» Records from a dataset:

-- START --

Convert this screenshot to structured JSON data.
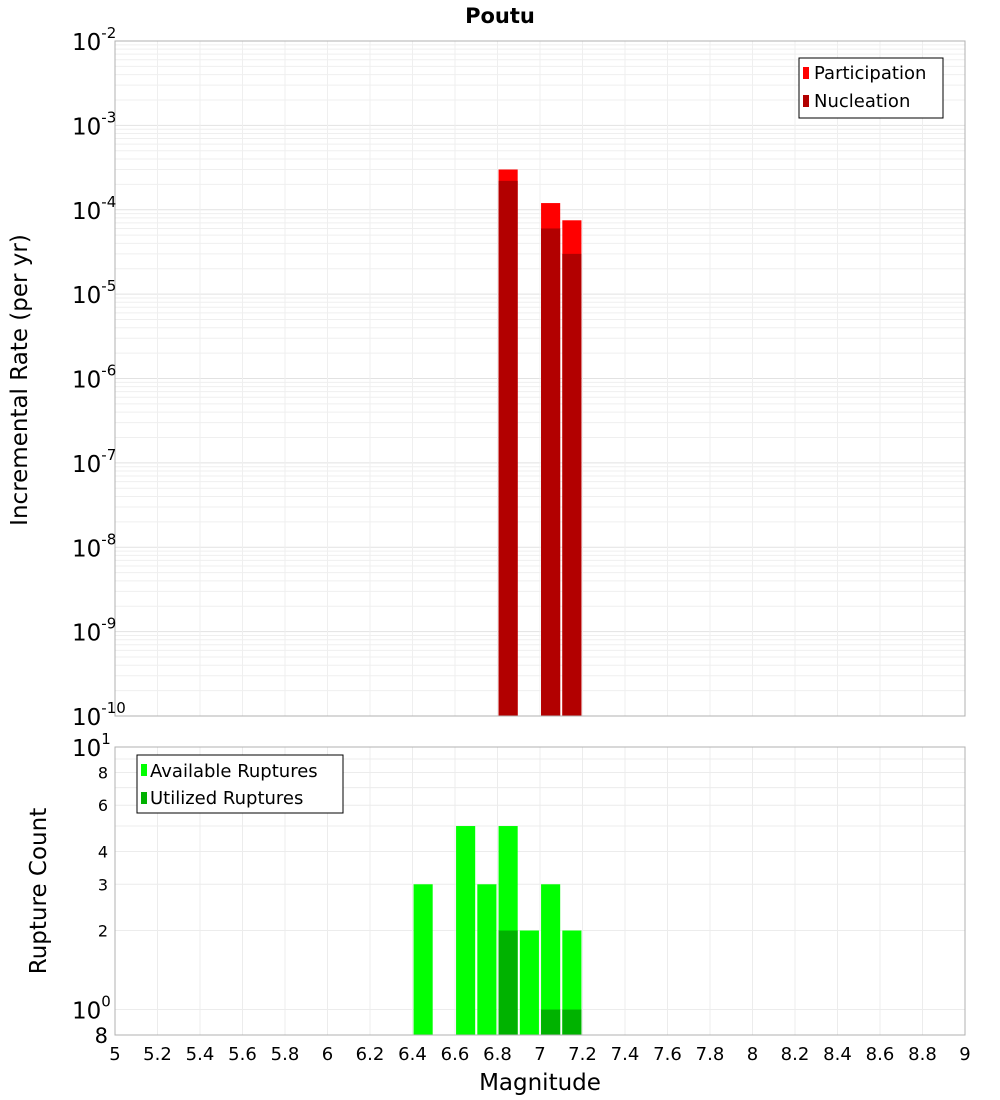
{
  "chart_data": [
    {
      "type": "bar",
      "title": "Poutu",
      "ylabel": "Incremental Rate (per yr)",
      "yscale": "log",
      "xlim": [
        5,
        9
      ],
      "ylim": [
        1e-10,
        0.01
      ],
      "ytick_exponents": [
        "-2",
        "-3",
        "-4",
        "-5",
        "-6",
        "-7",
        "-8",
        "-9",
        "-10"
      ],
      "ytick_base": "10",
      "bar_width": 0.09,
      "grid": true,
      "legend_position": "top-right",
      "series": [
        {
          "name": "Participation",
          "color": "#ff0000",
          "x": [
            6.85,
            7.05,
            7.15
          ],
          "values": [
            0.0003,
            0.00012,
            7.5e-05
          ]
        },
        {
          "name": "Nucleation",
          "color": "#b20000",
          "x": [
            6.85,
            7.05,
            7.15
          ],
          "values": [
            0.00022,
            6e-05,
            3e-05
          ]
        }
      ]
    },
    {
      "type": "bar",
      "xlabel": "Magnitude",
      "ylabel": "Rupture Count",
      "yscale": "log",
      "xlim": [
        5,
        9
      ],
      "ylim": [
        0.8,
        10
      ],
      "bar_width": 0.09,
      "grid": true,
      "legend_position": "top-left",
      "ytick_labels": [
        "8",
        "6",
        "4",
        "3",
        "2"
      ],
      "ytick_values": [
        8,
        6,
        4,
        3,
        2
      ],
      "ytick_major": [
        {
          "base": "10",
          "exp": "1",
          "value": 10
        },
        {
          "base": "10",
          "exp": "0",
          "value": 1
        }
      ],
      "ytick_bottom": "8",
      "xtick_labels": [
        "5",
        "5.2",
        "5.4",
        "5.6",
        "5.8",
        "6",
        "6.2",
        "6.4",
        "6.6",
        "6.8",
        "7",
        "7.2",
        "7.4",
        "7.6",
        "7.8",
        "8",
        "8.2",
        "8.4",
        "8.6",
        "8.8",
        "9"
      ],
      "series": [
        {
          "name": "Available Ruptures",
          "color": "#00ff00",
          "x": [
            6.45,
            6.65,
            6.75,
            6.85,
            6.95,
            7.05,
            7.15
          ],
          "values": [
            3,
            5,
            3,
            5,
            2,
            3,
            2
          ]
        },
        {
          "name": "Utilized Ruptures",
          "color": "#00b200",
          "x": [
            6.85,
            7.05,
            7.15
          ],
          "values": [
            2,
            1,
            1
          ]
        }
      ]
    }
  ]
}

-- END --

» SHORT PROBLEM:
Pictures are excluded; copy all other data exactly as shown.

» PROBLEM SOLUTION:
Convert this screenshot to structured JSON data.
{
  "chart_data": [
    {
      "type": "bar",
      "title": "Poutu",
      "ylabel": "Incremental Rate (per yr)",
      "yscale": "log",
      "xlim": [
        5,
        9
      ],
      "ylim": [
        1e-10,
        0.01
      ],
      "ytick_exponents": [
        "-2",
        "-3",
        "-4",
        "-5",
        "-6",
        "-7",
        "-8",
        "-9",
        "-10"
      ],
      "ytick_base": "10",
      "bar_width": 0.09,
      "grid": true,
      "legend_position": "top-right",
      "series": [
        {
          "name": "Participation",
          "color": "#ff0000",
          "x": [
            6.85,
            7.05,
            7.15
          ],
          "values": [
            0.0003,
            0.00012,
            7.5e-05
          ]
        },
        {
          "name": "Nucleation",
          "color": "#b20000",
          "x": [
            6.85,
            7.05,
            7.15
          ],
          "values": [
            0.00022,
            6e-05,
            3e-05
          ]
        }
      ]
    },
    {
      "type": "bar",
      "xlabel": "Magnitude",
      "ylabel": "Rupture Count",
      "yscale": "log",
      "xlim": [
        5,
        9
      ],
      "ylim": [
        0.8,
        10
      ],
      "bar_width": 0.09,
      "grid": true,
      "legend_position": "top-left",
      "ytick_labels": [
        "8",
        "6",
        "4",
        "3",
        "2"
      ],
      "ytick_values": [
        8,
        6,
        4,
        3,
        2
      ],
      "ytick_major": [
        {
          "base": "10",
          "exp": "1",
          "value": 10
        },
        {
          "base": "10",
          "exp": "0",
          "value": 1
        }
      ],
      "ytick_bottom": "8",
      "xtick_labels": [
        "5",
        "5.2",
        "5.4",
        "5.6",
        "5.8",
        "6",
        "6.2",
        "6.4",
        "6.6",
        "6.8",
        "7",
        "7.2",
        "7.4",
        "7.6",
        "7.8",
        "8",
        "8.2",
        "8.4",
        "8.6",
        "8.8",
        "9"
      ],
      "series": [
        {
          "name": "Available Ruptures",
          "color": "#00ff00",
          "x": [
            6.45,
            6.65,
            6.75,
            6.85,
            6.95,
            7.05,
            7.15
          ],
          "values": [
            3,
            5,
            3,
            5,
            2,
            3,
            2
          ]
        },
        {
          "name": "Utilized Ruptures",
          "color": "#00b200",
          "x": [
            6.85,
            7.05,
            7.15
          ],
          "values": [
            2,
            1,
            1
          ]
        }
      ]
    }
  ]
}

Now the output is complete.